Record extracts:
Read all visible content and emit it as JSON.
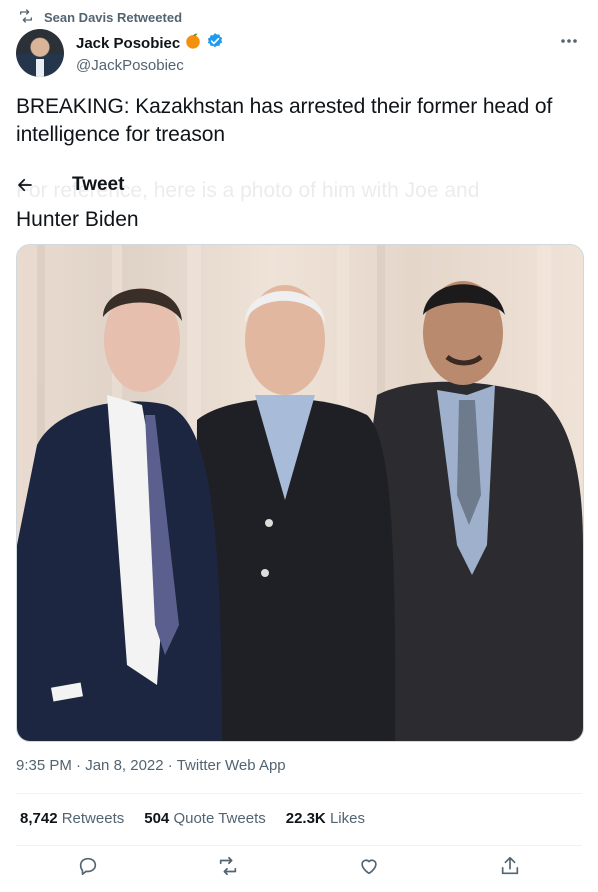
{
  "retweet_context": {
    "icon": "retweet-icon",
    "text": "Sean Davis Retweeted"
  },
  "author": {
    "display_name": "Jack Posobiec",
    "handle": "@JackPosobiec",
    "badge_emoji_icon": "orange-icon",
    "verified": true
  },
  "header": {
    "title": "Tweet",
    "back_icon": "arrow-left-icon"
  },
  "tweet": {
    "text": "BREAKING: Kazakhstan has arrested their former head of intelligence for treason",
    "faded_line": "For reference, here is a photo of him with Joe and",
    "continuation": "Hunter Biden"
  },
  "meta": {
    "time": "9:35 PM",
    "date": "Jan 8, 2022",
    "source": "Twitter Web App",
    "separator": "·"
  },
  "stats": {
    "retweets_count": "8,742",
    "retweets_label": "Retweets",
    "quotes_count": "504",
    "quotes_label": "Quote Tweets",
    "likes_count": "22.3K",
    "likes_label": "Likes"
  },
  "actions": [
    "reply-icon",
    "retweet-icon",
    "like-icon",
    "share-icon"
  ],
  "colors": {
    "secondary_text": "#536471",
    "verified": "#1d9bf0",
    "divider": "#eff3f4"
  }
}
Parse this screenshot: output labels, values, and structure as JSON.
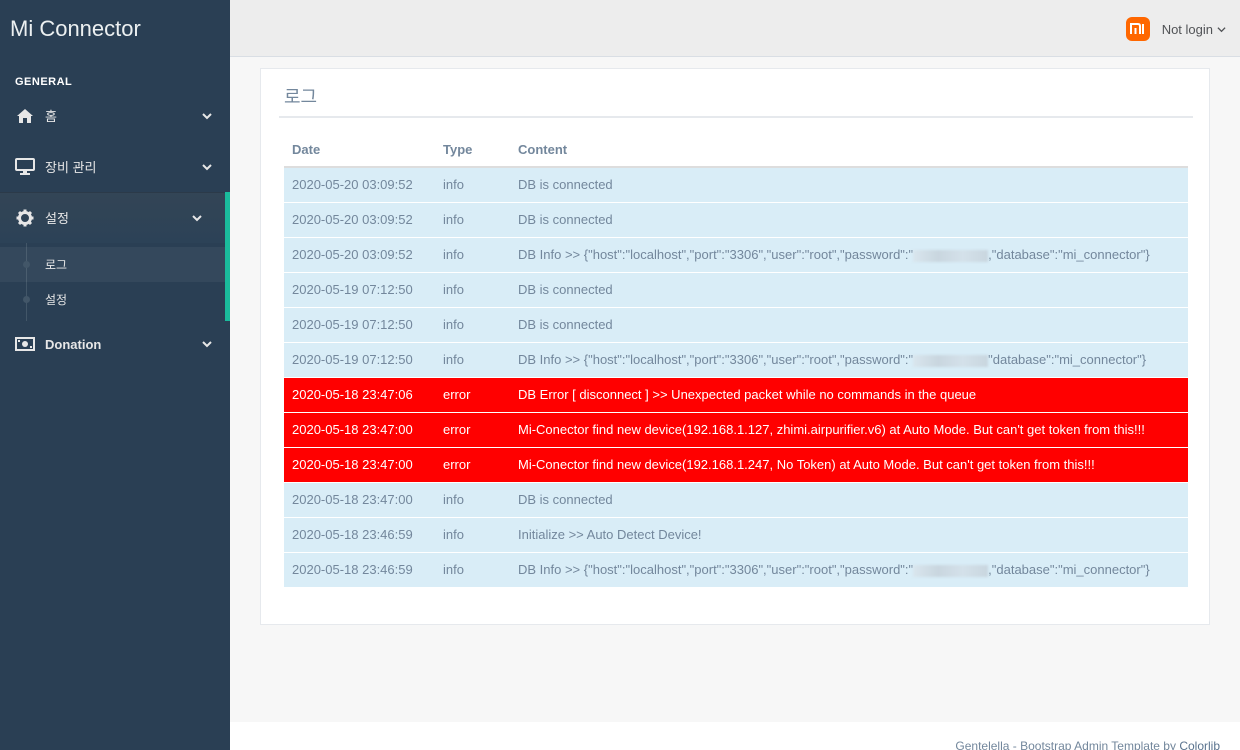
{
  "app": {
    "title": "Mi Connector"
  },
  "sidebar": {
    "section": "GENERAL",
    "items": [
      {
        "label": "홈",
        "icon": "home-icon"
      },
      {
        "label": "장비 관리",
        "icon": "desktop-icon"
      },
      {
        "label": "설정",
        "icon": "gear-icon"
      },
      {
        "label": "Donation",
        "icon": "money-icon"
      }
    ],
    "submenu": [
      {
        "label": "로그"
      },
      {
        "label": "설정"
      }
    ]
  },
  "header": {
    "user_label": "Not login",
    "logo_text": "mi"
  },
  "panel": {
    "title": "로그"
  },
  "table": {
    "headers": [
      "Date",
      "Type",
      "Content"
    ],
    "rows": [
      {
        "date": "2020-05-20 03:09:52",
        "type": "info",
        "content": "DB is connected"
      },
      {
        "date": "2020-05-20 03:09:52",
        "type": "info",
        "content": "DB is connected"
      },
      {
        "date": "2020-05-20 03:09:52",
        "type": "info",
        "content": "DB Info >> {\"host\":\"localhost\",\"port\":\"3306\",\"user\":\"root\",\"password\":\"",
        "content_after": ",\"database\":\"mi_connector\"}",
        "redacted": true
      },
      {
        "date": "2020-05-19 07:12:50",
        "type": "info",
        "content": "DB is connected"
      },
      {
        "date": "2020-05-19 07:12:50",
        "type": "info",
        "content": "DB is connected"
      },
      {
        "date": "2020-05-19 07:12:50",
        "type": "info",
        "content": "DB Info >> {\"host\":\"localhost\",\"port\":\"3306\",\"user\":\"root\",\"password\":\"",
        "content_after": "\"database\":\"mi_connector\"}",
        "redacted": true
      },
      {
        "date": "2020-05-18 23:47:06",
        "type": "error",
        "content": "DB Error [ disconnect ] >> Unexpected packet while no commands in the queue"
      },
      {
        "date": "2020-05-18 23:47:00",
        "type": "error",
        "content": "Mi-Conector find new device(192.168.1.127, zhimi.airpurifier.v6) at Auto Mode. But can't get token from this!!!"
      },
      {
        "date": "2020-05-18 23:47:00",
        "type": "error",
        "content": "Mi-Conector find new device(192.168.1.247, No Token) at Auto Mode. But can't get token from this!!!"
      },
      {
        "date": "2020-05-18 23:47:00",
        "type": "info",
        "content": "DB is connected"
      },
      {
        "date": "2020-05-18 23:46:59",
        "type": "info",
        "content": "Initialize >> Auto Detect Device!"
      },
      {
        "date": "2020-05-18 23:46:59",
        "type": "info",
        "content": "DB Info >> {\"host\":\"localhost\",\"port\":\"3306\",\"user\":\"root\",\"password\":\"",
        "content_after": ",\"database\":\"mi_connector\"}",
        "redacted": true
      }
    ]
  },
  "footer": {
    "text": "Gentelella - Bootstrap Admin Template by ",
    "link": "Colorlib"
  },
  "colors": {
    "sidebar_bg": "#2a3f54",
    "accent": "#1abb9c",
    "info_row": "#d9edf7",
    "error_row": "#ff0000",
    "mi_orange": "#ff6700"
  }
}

==

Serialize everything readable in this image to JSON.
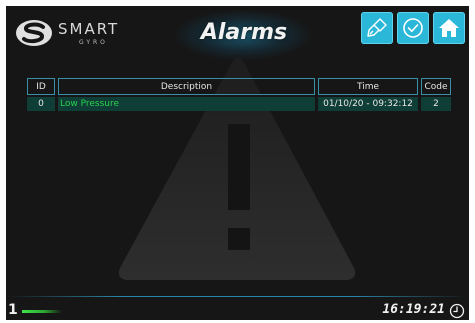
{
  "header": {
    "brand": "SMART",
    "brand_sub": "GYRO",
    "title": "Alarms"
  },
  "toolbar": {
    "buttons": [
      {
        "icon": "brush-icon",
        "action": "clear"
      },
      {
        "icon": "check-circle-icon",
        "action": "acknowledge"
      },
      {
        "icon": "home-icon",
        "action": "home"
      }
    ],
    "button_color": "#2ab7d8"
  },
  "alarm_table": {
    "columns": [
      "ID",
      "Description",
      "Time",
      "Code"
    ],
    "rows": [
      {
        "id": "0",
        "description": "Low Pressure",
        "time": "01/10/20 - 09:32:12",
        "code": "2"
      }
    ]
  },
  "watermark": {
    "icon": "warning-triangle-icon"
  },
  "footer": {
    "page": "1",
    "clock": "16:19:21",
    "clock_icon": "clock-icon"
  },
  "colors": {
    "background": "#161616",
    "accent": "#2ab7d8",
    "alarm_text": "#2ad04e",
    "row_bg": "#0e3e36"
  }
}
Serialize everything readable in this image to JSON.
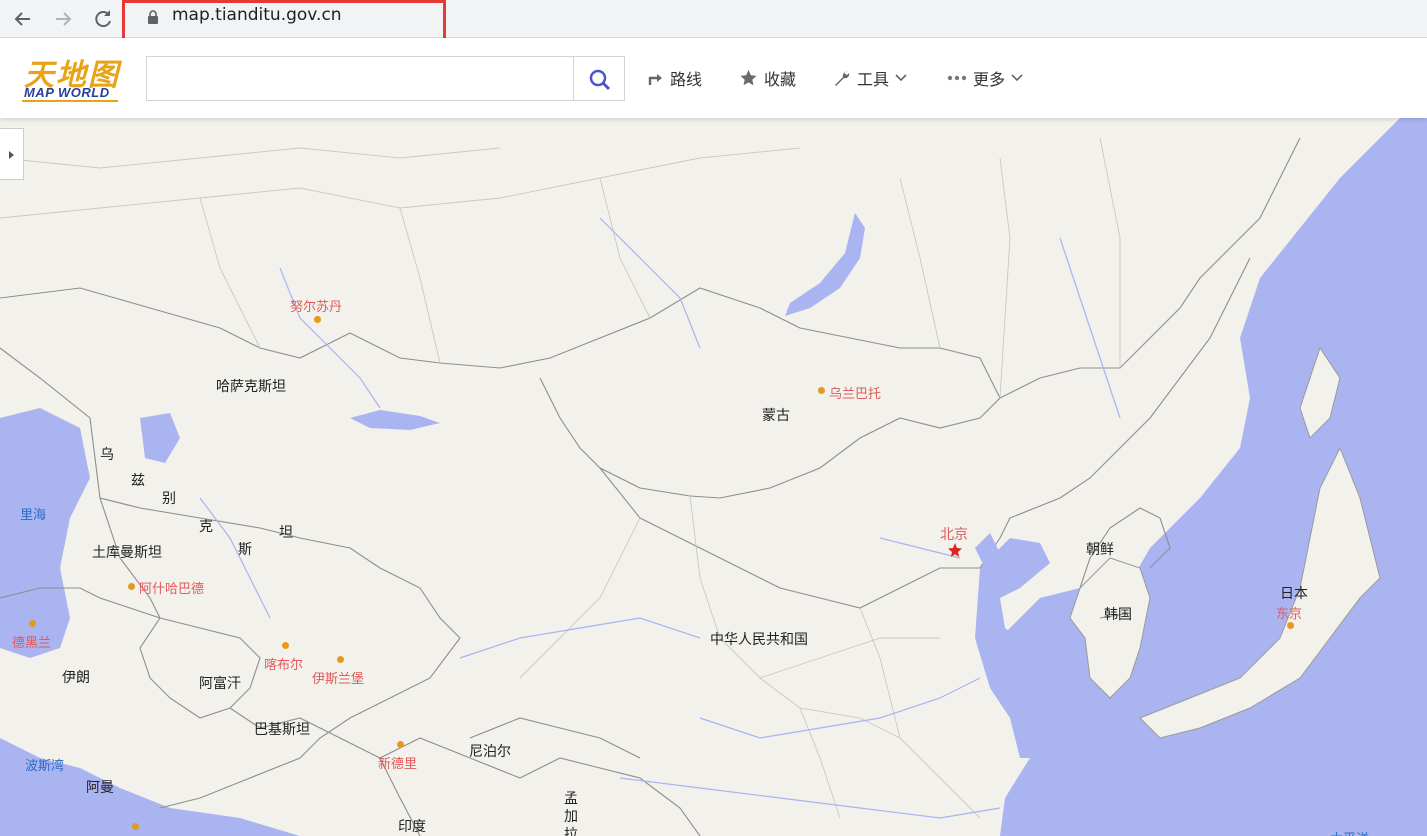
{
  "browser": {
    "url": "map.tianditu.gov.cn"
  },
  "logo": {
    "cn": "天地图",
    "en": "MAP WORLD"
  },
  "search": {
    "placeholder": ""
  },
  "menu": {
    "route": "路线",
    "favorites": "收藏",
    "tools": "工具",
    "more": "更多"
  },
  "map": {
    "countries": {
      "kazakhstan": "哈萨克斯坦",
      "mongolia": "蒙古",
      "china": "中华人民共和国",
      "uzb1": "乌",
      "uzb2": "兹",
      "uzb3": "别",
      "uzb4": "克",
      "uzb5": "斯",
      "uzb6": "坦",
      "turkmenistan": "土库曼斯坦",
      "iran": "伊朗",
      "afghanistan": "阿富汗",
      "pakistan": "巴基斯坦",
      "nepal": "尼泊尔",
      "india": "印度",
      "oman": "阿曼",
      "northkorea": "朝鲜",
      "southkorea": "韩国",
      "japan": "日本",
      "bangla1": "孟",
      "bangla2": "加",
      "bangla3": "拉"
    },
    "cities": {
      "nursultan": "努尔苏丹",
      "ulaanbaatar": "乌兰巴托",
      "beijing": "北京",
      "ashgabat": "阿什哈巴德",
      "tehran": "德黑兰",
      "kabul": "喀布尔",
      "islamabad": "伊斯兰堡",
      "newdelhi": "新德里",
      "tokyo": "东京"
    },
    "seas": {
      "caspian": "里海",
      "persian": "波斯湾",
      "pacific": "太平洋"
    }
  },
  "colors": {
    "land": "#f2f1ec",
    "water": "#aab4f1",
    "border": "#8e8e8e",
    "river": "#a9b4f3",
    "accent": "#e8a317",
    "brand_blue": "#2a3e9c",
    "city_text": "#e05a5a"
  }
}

The request:
In the lines above, locate the string "Conector". Copy every line where it occurs.

Reply:
        "content": "Mi-Conector find new device(192.168.1.127, zhimi.airpurifier.v6) at Auto Mode. But can't get token from this!!!"
        "content": "Mi-Conector find new device(192.168.1.247, No Token) at Auto Mode. But can't get token from this!!!"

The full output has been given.